(Figure record listings)
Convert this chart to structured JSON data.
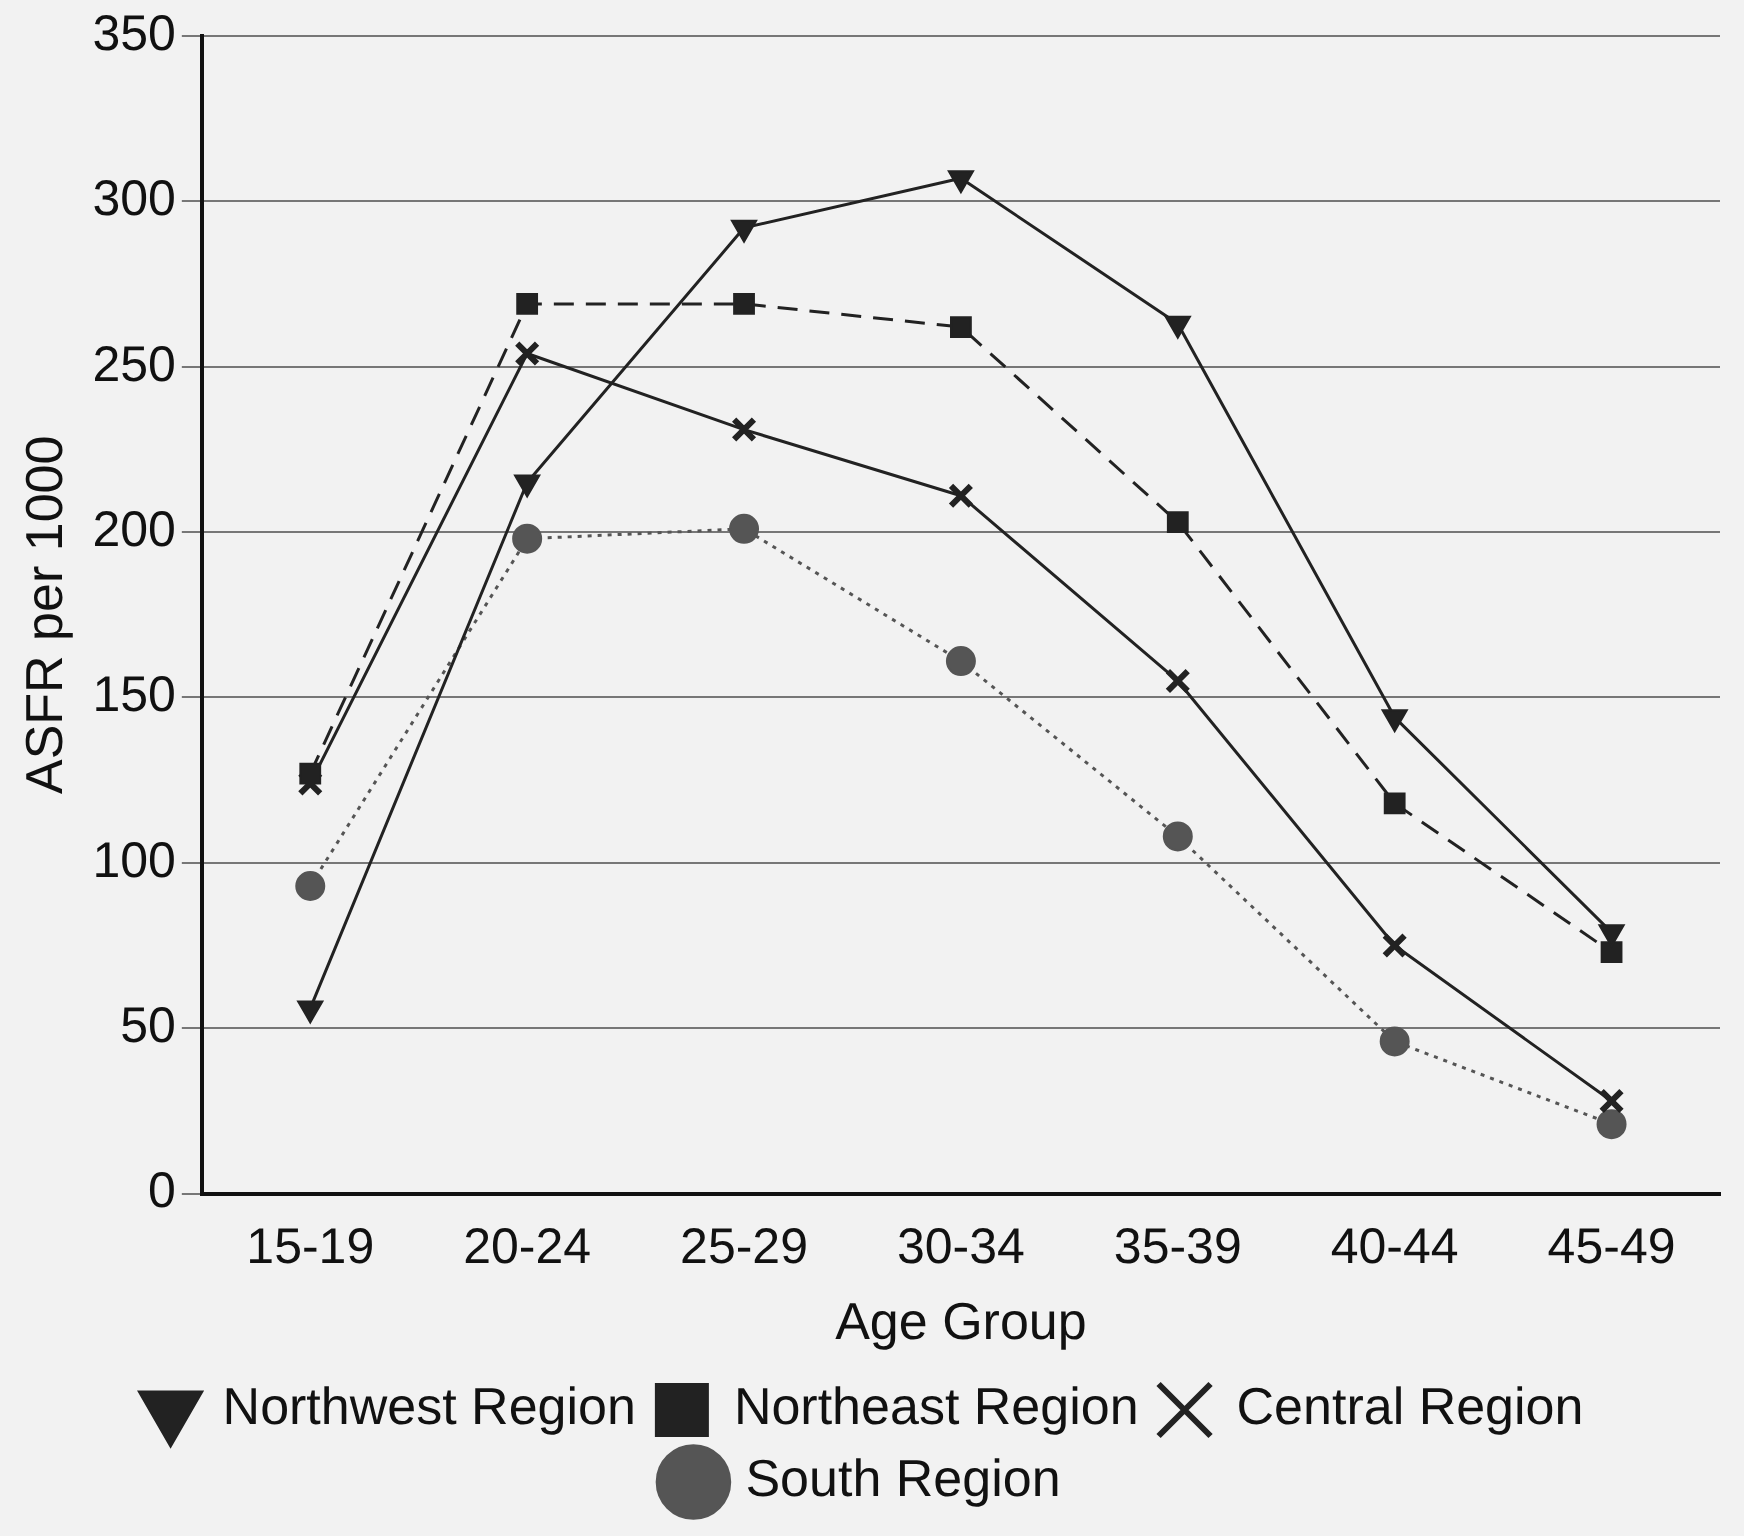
{
  "chart_data": {
    "type": "line",
    "xlabel": "Age Group",
    "ylabel": "ASFR per 1000",
    "categories": [
      "15-19",
      "20-24",
      "25-29",
      "30-34",
      "35-39",
      "40-44",
      "45-49"
    ],
    "series": [
      {
        "name": "Northwest Region",
        "color": "#222222",
        "marker": "triangle",
        "line_style": "solid",
        "values": [
          56,
          215,
          292,
          307,
          263,
          144,
          79
        ]
      },
      {
        "name": "Northeast Region",
        "color": "#222222",
        "marker": "square",
        "line_style": "dashed",
        "values": [
          127,
          269,
          269,
          262,
          203,
          118,
          73
        ]
      },
      {
        "name": "Central Region",
        "color": "#222222",
        "marker": "cross",
        "line_style": "solid",
        "values": [
          124,
          254,
          231,
          211,
          155,
          75,
          28
        ]
      },
      {
        "name": "South Region",
        "color": "#555555",
        "marker": "circle",
        "line_style": "dotted",
        "values": [
          93,
          198,
          201,
          161,
          108,
          46,
          21
        ]
      }
    ],
    "ylim": [
      0,
      350
    ],
    "yticks": [
      0,
      50,
      100,
      150,
      200,
      250,
      300,
      350
    ],
    "grid": "y",
    "legend": "bottom"
  }
}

What this task involves –
Look through the data above. Copy every line with the string "name" in it.

Output of the exercise –
        "name": "Northwest Region",
        "name": "Northeast Region",
        "name": "Central Region",
        "name": "South Region",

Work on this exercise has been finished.